SOURCE MATERIAL

------------------------------------------------------------------------

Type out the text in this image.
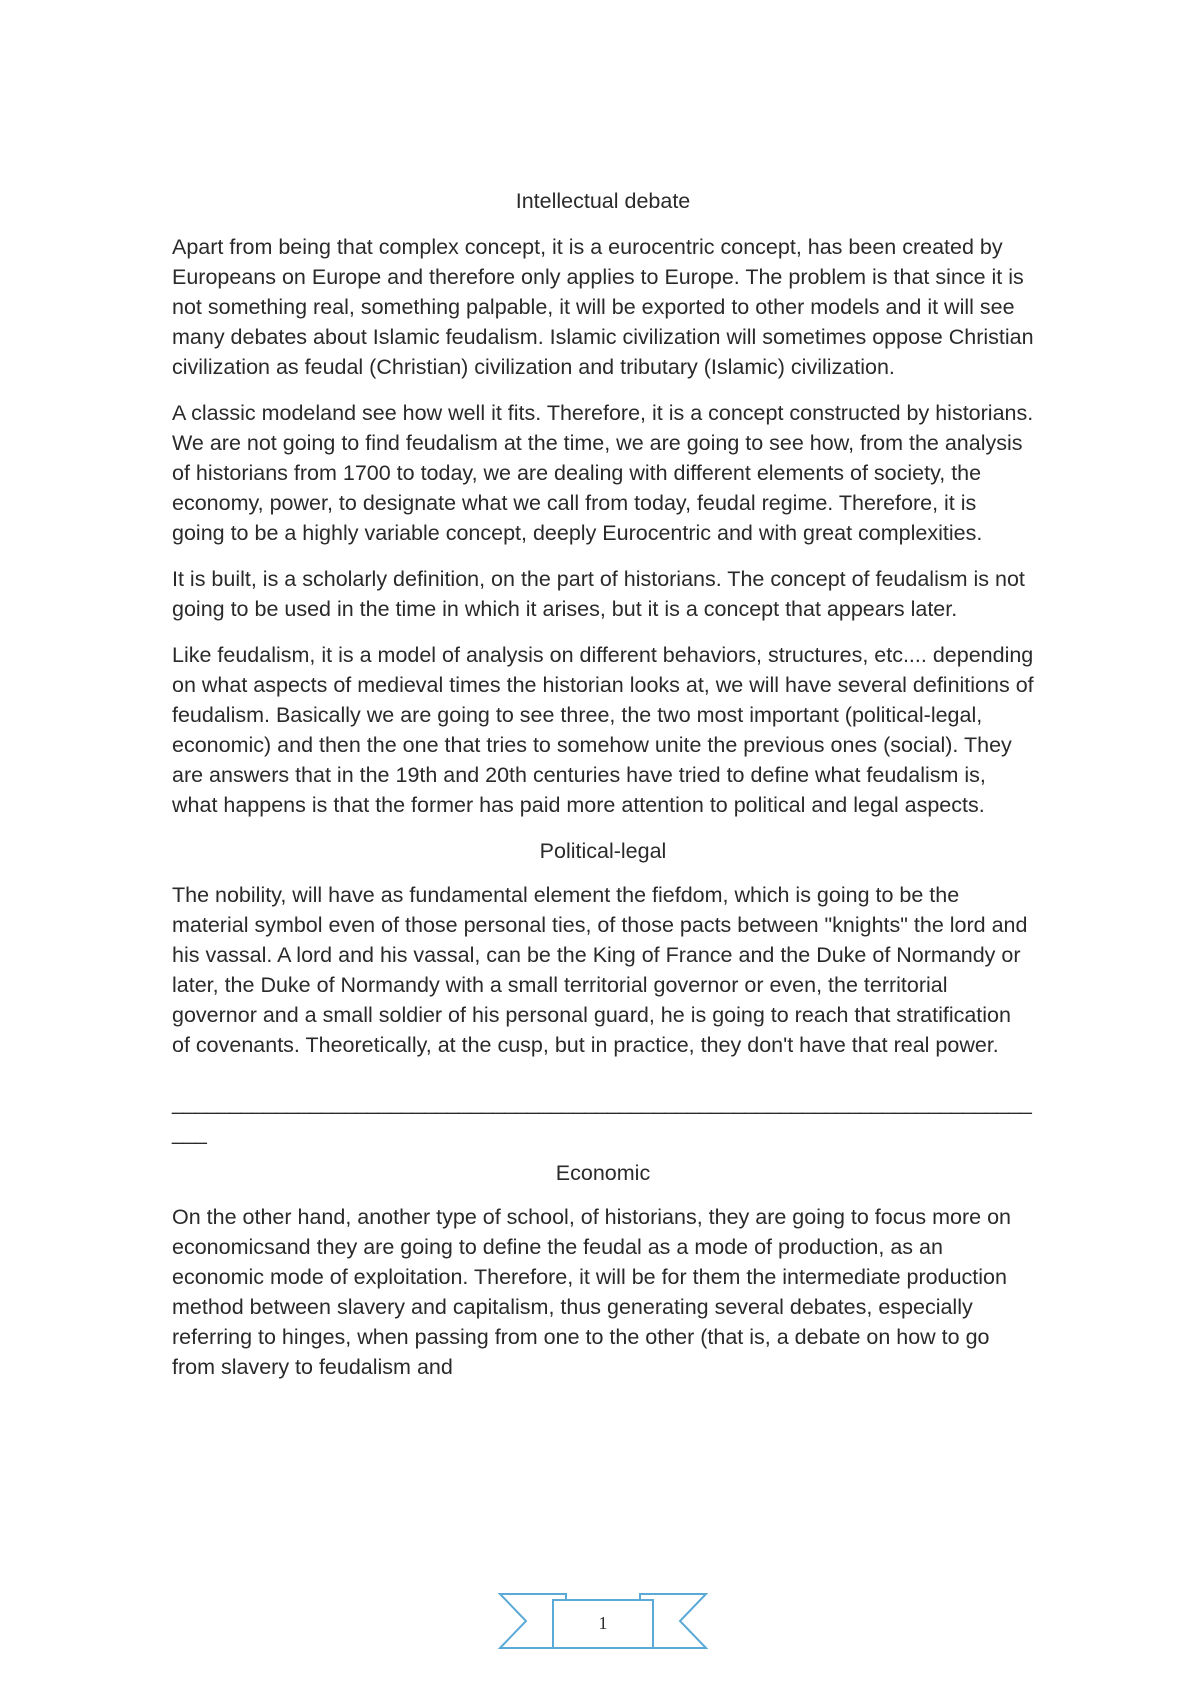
Intellectual debate

Apart from being that complex concept, it is a eurocentric concept, has been created by Europeans on Europe and therefore only applies to Europe. The problem is that since it is not something real, something palpable, it will be exported to other models and it will see many debates about Islamic feudalism. Islamic civilization will sometimes oppose Christian civilization as feudal (Christian) civilization and tributary (Islamic) civilization.

A classic modeland see how well it fits. Therefore, it is a concept constructed by historians. We are not going to find feudalism at the time, we are going to see how, from the analysis of historians from 1700 to today, we are dealing with different elements of society, the economy, power, to designate what we call from today, feudal regime. Therefore, it is going to be a highly variable concept, deeply Eurocentric and with great complexities.

It is built, is a scholarly definition, on the part of historians. The concept of feudalism is not going to be used in the time in which it arises, but it is a concept that appears later.

Like feudalism, it is a model of analysis on different behaviors, structures, etc.... depending on what aspects of medieval times the historian looks at, we will have several definitions of feudalism. Basically we are going to see three, the two most important (political-legal, economic) and then the one that tries to somehow unite the previous ones (social). They are answers that in the 19th and 20th centuries have tried to define what feudalism is, what happens is that the former has paid more attention to political and legal aspects.

Political-legal

The nobility, will have as fundamental element the fiefdom, which is going to be the material symbol even of those personal ties, of those pacts between "knights" the lord and his vassal. A lord and his vassal, can be the King of France and the Duke of Normandy or later, the Duke of Normandy with a small territorial governor or even, the territorial governor and a small soldier of his personal guard, he is going to reach that stratification of covenants. Theoretically, at the cusp, but in practice, they don't have that real power.

______________________________________________________________________________
Economic

On the other hand, another type of school, of historians, they are going to focus more on economicsand they are going to define the feudal as a mode of production, as an economic mode of exploitation. Therefore, it will be for them the intermediate production method between slavery and capitalism, thus generating several debates, especially referring to hinges, when passing from one to the other (that is, a debate on how to go from slavery to feudalism and

1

------------------------------------------------------------------------

WHAT IS REQUIRED
Print the complete listing exactly as it stands, without its pictures.

CORRECT ANSWER
Type out the text in this image.
Intellectual debate

Apart from being that complex concept, it is a eurocentric concept, has been created by Europeans on Europe and therefore only applies to Europe. The problem is that since it is not something real, something palpable, it will be exported to other models and it will see many debates about Islamic feudalism. Islamic civilization will sometimes oppose Christian civilization as feudal (Christian) civilization and tributary (Islamic) civilization.

A classic modeland see how well it fits. Therefore, it is a concept constructed by historians. We are not going to find feudalism at the time, we are going to see how, from the analysis of historians from 1700 to today, we are dealing with different elements of society, the economy, power, to designate what we call from today, feudal regime. Therefore, it is going to be a highly variable concept, deeply Eurocentric and with great complexities.

It is built, is a scholarly definition, on the part of historians. The concept of feudalism is not going to be used in the time in which it arises, but it is a concept that appears later.

Like feudalism, it is a model of analysis on different behaviors, structures, etc.... depending on what aspects of medieval times the historian looks at, we will have several definitions of feudalism. Basically we are going to see three, the two most important (political-legal, economic) and then the one that tries to somehow unite the previous ones (social). They are answers that in the 19th and 20th centuries have tried to define what feudalism is, what happens is that the former has paid more attention to political and legal aspects.

Political-legal

The nobility, will have as fundamental element the fiefdom, which is going to be the material symbol even of those personal ties, of those pacts between "knights" the lord and his vassal. A lord and his vassal, can be the King of France and the Duke of Normandy or later, the Duke of Normandy with a small territorial governor or even, the territorial governor and a small soldier of his personal guard, he is going to reach that stratification of covenants. Theoretically, at the cusp, but in practice, they don't have that real power.

______________________________________________________________________________
Economic

On the other hand, another type of school, of historians, they are going to focus more on economicsand they are going to define the feudal as a mode of production, as an economic mode of exploitation. Therefore, it will be for them the intermediate production method between slavery and capitalism, thus generating several debates, especially referring to hinges, when passing from one to the other (that is, a debate on how to go from slavery to feudalism and

1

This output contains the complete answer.